Written task: Exactly retype the lines below from the one containing "Parse this screenshot: output" through the end of the listing. Leave pictures out.

________

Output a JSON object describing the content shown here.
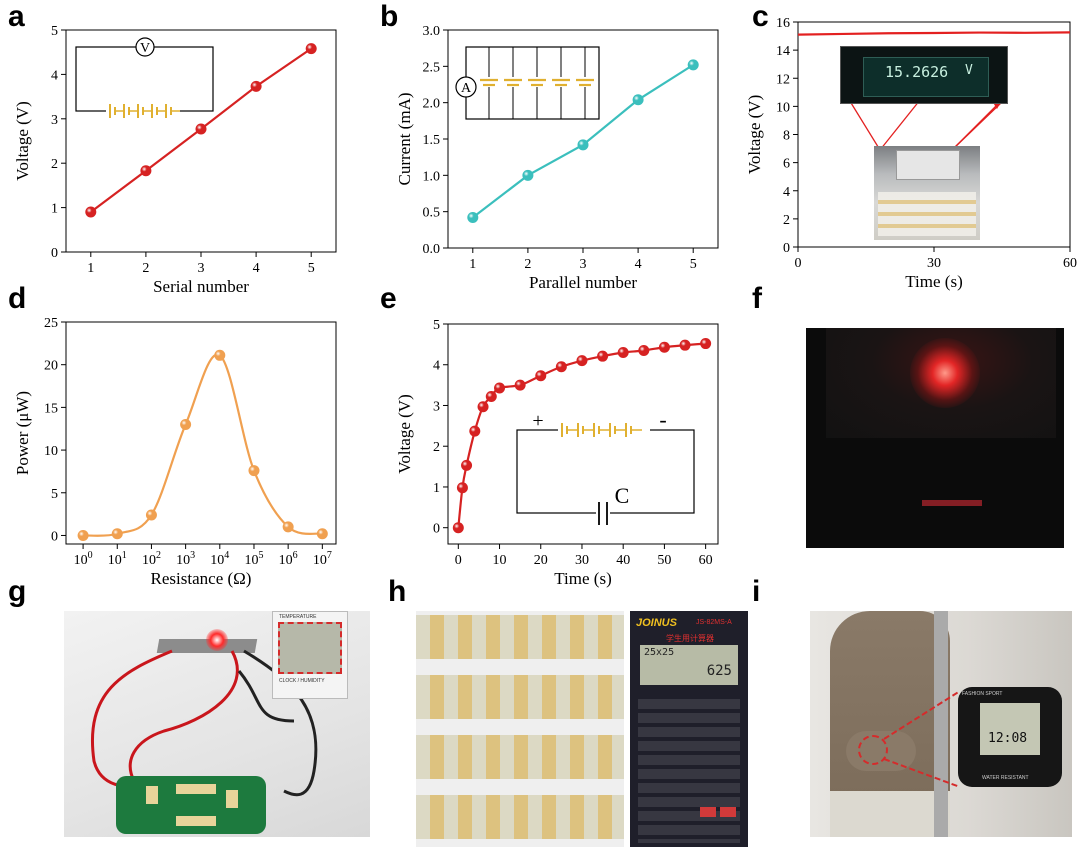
{
  "panels": {
    "a": "a",
    "b": "b",
    "c": "c",
    "d": "d",
    "e": "e",
    "f": "f",
    "g": "g",
    "h": "h",
    "i": "i"
  },
  "chart_data": [
    {
      "id": "a",
      "type": "line",
      "title": "",
      "x": [
        1,
        2,
        3,
        4,
        5
      ],
      "series": [
        {
          "values": [
            0.9,
            1.83,
            2.77,
            3.73,
            4.58
          ],
          "color": "#d62222"
        }
      ],
      "xlabel": "Serial number",
      "ylabel": "Voltage (V)",
      "xlim": [
        0.55,
        5.45
      ],
      "ylim": [
        0,
        5
      ],
      "xticks": [
        1,
        2,
        3,
        4,
        5
      ],
      "yticks": [
        0,
        1,
        2,
        3,
        4,
        5
      ],
      "inset": {
        "meter": "V"
      }
    },
    {
      "id": "b",
      "type": "line",
      "title": "",
      "x": [
        1,
        2,
        3,
        4,
        5
      ],
      "series": [
        {
          "values": [
            0.42,
            1.0,
            1.42,
            2.04,
            2.52
          ],
          "color": "#3bbfbd"
        }
      ],
      "xlabel": "Parallel number",
      "ylabel": "Current (mA)",
      "xlim": [
        0.55,
        5.45
      ],
      "ylim": [
        0,
        3.0
      ],
      "xticks": [
        1,
        2,
        3,
        4,
        5
      ],
      "yticks": [
        "0.0",
        "0.5",
        "1.0",
        "1.5",
        "2.0",
        "2.5",
        "3.0"
      ],
      "inset": {
        "meter": "A"
      }
    },
    {
      "id": "c",
      "type": "line",
      "title": "",
      "x": [
        0,
        10,
        20,
        30,
        40,
        50,
        60
      ],
      "series": [
        {
          "values": [
            15.1,
            15.15,
            15.2,
            15.22,
            15.25,
            15.23,
            15.26
          ],
          "color": "#e32020"
        }
      ],
      "xlabel": "Time (s)",
      "ylabel": "Voltage (V)",
      "xlim": [
        0,
        60
      ],
      "ylim": [
        0,
        16
      ],
      "xticks": [
        0,
        30,
        60
      ],
      "yticks": [
        0,
        2,
        4,
        6,
        8,
        10,
        12,
        14,
        16
      ],
      "inset": {
        "meter_reading": "15.2626",
        "meter_unit": "V"
      }
    },
    {
      "id": "d",
      "type": "line",
      "title": "",
      "xscale": "log",
      "x": [
        1,
        10,
        100,
        1000,
        10000,
        100000,
        1000000,
        10000000
      ],
      "series": [
        {
          "values": [
            0.0,
            0.2,
            2.4,
            13.0,
            21.1,
            7.6,
            1.0,
            0.2
          ],
          "color": "#f0a050"
        }
      ],
      "xlabel": "Resistance (Ω)",
      "ylabel": "Power (μW)",
      "xlim_log10": [
        -0.5,
        7.4
      ],
      "ylim": [
        -1,
        25
      ],
      "xticks": [
        "10^0",
        "10^1",
        "10^2",
        "10^3",
        "10^4",
        "10^5",
        "10^6",
        "10^7"
      ],
      "yticks": [
        0,
        5,
        10,
        15,
        20,
        25
      ]
    },
    {
      "id": "e",
      "type": "line",
      "title": "",
      "x": [
        0,
        1,
        2,
        4,
        6,
        8,
        10,
        15,
        20,
        25,
        30,
        35,
        40,
        45,
        50,
        55,
        60
      ],
      "series": [
        {
          "values": [
            0.0,
            0.98,
            1.53,
            2.37,
            2.97,
            3.22,
            3.43,
            3.5,
            3.73,
            3.95,
            4.1,
            4.21,
            4.3,
            4.35,
            4.43,
            4.48,
            4.52
          ],
          "color": "#d62222"
        }
      ],
      "xlabel": "Time (s)",
      "ylabel": "Voltage (V)",
      "xlim": [
        -2.5,
        63
      ],
      "ylim": [
        -0.4,
        5
      ],
      "xticks": [
        0,
        10,
        20,
        30,
        40,
        50,
        60
      ],
      "yticks": [
        0,
        1,
        2,
        3,
        4,
        5
      ],
      "inset": {
        "plus": "+",
        "minus": "-",
        "cap": "C"
      }
    }
  ],
  "photos": {
    "h_calc_brand": "JOINUS",
    "h_calc_model": "JS-82MS-A",
    "h_calc_cn": "学生用计算器",
    "h_calc_expr": "25x25",
    "h_calc_result": "625",
    "g_meter_top": "TEMPERATURE",
    "g_meter_bottom": "CLOCK / HUMIDITY",
    "i_watch_brand": "FASHION SPORT",
    "i_watch_bottom": "WATER RESISTANT",
    "i_watch_time": "12:08"
  }
}
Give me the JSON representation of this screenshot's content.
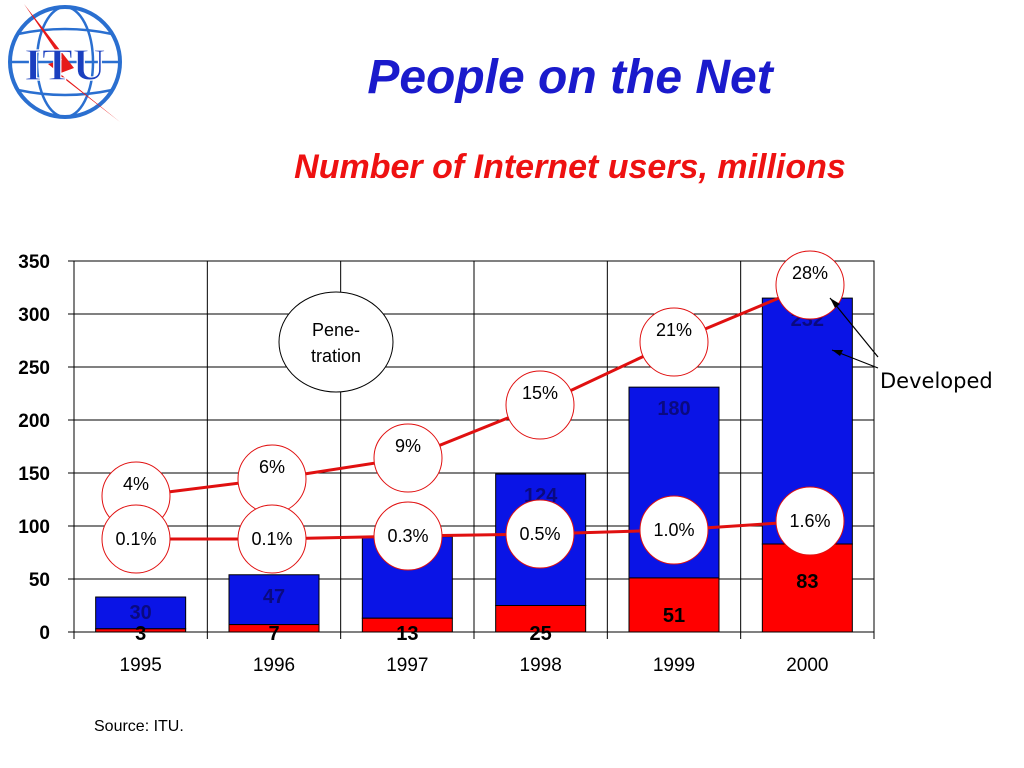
{
  "header": {
    "title": "People on the Net",
    "subtitle": "Number of Internet users, millions"
  },
  "logo": {
    "text": "ITU",
    "icon": "itu-globe-logo"
  },
  "source": "Source: ITU.",
  "colors": {
    "title": "#1a1acc",
    "subtitle": "#ee1111",
    "developed_bar": "#0a14e6",
    "other_bar": "#ff0000",
    "penetration_line": "#e01010"
  },
  "chart_data": {
    "type": "bar",
    "stacked": true,
    "categories": [
      "1995",
      "1996",
      "1997",
      "1998",
      "1999",
      "2000"
    ],
    "ylim": [
      0,
      350
    ],
    "yticks": [
      0,
      50,
      100,
      150,
      200,
      250,
      300,
      350
    ],
    "grid": true,
    "series": [
      {
        "role": "bottom",
        "values": [
          3,
          7,
          13,
          25,
          51,
          83
        ],
        "color": "#ff0000"
      },
      {
        "role": "top",
        "name": "Developed",
        "values": [
          30,
          47,
          77,
          124,
          180,
          232
        ],
        "color": "#0a14e6"
      }
    ],
    "overlay_lines": [
      {
        "labels": [
          "4%",
          "6%",
          "9%",
          "15%",
          "21%",
          "28%"
        ]
      },
      {
        "labels": [
          "0.1%",
          "0.1%",
          "0.3%",
          "0.5%",
          "1.0%",
          "1.6%"
        ]
      }
    ],
    "annotations": {
      "penetration": [
        "Pene-",
        "tration"
      ],
      "developed": "Developed"
    }
  }
}
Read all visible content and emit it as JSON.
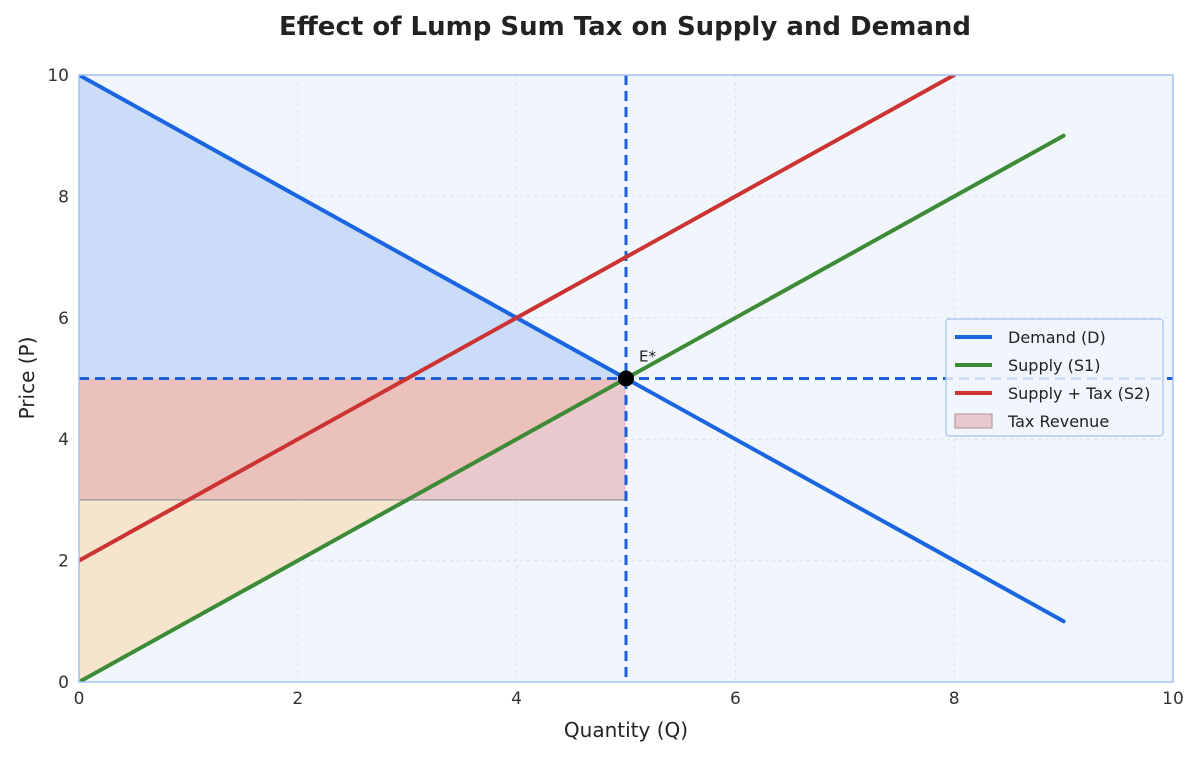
{
  "chart_data": {
    "type": "line",
    "title": "Effect of Lump Sum Tax on Supply and Demand",
    "xlabel": "Quantity (Q)",
    "ylabel": "Price (P)",
    "xlim": [
      0,
      10
    ],
    "ylim": [
      0,
      10
    ],
    "xticks": [
      0,
      2,
      4,
      6,
      8,
      10
    ],
    "yticks": [
      0,
      2,
      4,
      6,
      8,
      10
    ],
    "grid": true,
    "legend_position": "center-right",
    "series": [
      {
        "name": "Demand (D)",
        "color": "#1a66e0",
        "x": [
          0,
          9
        ],
        "y": [
          10,
          1
        ]
      },
      {
        "name": "Supply (S1)",
        "color": "#3e8b37",
        "x": [
          0,
          9
        ],
        "y": [
          0,
          9
        ]
      },
      {
        "name": "Supply + Tax (S2)",
        "color": "#cc3333",
        "x": [
          0,
          8
        ],
        "y": [
          2,
          10
        ]
      }
    ],
    "regions": [
      {
        "name": "Tax Revenue",
        "color": "#e4aaaf",
        "x_range": [
          0,
          5
        ],
        "y_range": [
          3,
          5
        ]
      }
    ],
    "shaded_areas": {
      "consumer_surplus": {
        "color": "#c4d7f8",
        "polygon": [
          [
            0,
            5
          ],
          [
            0,
            10
          ],
          [
            5,
            5
          ]
        ]
      },
      "producer_surplus": {
        "color": "#f6e2c8",
        "polygon": [
          [
            0,
            0
          ],
          [
            0,
            5
          ],
          [
            5,
            5
          ]
        ]
      }
    },
    "reference_lines": {
      "vertical_x": 5,
      "horizontal_y": 5,
      "color": "#1a5fd6"
    },
    "annotations": [
      {
        "text": "E*",
        "x": 5,
        "y": 5
      }
    ]
  }
}
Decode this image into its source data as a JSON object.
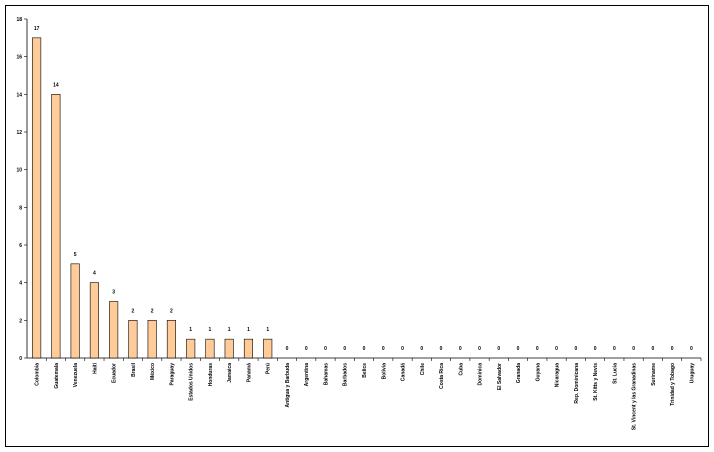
{
  "chart_data": {
    "type": "bar",
    "categories": [
      "Colombia",
      "Guatemala",
      "Venezuela",
      "Haití",
      "Ecuador",
      "Brasil",
      "México",
      "Paraguay",
      "Estados Unidos",
      "Honduras",
      "Jamaica",
      "Panamá",
      "Perú",
      "Antigua y Barbuda",
      "Argentina",
      "Bahamas",
      "Barbados",
      "Belice",
      "Bolivia",
      "Canadá",
      "Chile",
      "Costa Rica",
      "Cuba",
      "Dominica",
      "El Salvador",
      "Granada",
      "Guyana",
      "Nicaragua",
      "Rep. Dominicana",
      "St. Kitts y Nevis",
      "St. Lucia",
      "St. Vincent y las Granadinas",
      "Suriname",
      "Trinidad y Tobago",
      "Uruguay"
    ],
    "values": [
      17,
      14,
      5,
      4,
      3,
      2,
      2,
      2,
      1,
      1,
      1,
      1,
      1,
      0,
      0,
      0,
      0,
      0,
      0,
      0,
      0,
      0,
      0,
      0,
      0,
      0,
      0,
      0,
      0,
      0,
      0,
      0,
      0,
      0,
      0
    ],
    "color": "#ffcc99",
    "ylim": [
      0,
      18
    ],
    "yticks": [
      0,
      2,
      4,
      6,
      8,
      10,
      12,
      14,
      16,
      18
    ],
    "grid": false
  }
}
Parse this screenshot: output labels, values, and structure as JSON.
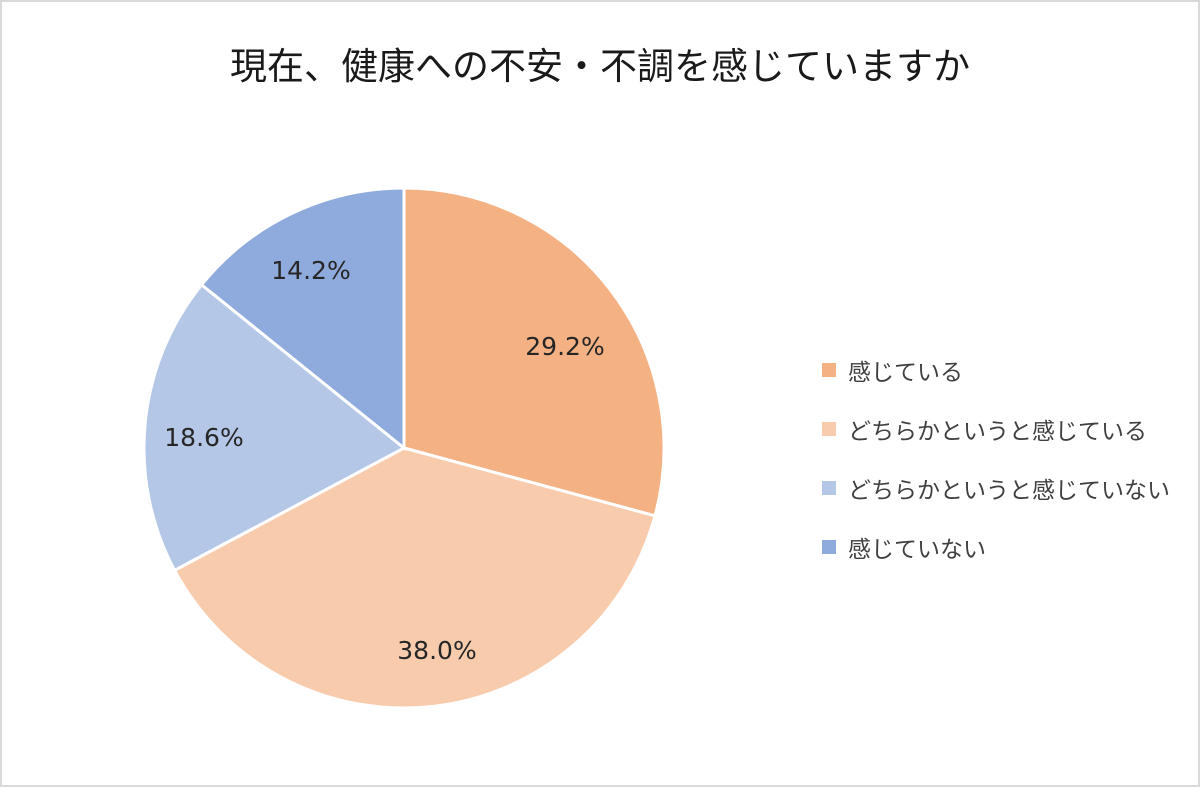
{
  "title": "現在、健康への不安・不調を感じていますか",
  "legend": [
    {
      "label": "感じている",
      "color": "#F4B183"
    },
    {
      "label": "どちらかというと感じている",
      "color": "#F8CBAD"
    },
    {
      "label": "どちらかというと感じていない",
      "color": "#B4C7E7"
    },
    {
      "label": "感じていない",
      "color": "#8FAADC"
    }
  ],
  "chart_data": {
    "type": "pie",
    "title": "現在、健康への不安・不調を感じていますか",
    "categories": [
      "感じている",
      "どちらかというと感じている",
      "どちらかというと感じていない",
      "感じていない"
    ],
    "values": [
      29.2,
      38.0,
      18.6,
      14.2
    ],
    "labels": [
      "29.2%",
      "38.0%",
      "18.6%",
      "14.2%"
    ],
    "colors": [
      "#F4B183",
      "#F8CBAD",
      "#B4C7E7",
      "#8FAADC"
    ],
    "start_angle": "12 o'clock, clockwise",
    "legend_position": "right"
  }
}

________

Task output:
Parse this screenshot: output labels, values, and structure as JSON.
{
  "title": "現在、健康への不安・不調を感じていますか",
  "legend": [
    {
      "label": "感じている",
      "color": "#F4B183"
    },
    {
      "label": "どちらかというと感じている",
      "color": "#F8CBAD"
    },
    {
      "label": "どちらかというと感じていない",
      "color": "#B4C7E7"
    },
    {
      "label": "感じていない",
      "color": "#8FAADC"
    }
  ],
  "chart_data": {
    "type": "pie",
    "title": "現在、健康への不安・不調を感じていますか",
    "categories": [
      "感じている",
      "どちらかというと感じている",
      "どちらかというと感じていない",
      "感じていない"
    ],
    "values": [
      29.2,
      38.0,
      18.6,
      14.2
    ],
    "labels": [
      "29.2%",
      "38.0%",
      "18.6%",
      "14.2%"
    ],
    "colors": [
      "#F4B183",
      "#F8CBAD",
      "#B4C7E7",
      "#8FAADC"
    ],
    "start_angle": "12 o'clock, clockwise",
    "legend_position": "right"
  }
}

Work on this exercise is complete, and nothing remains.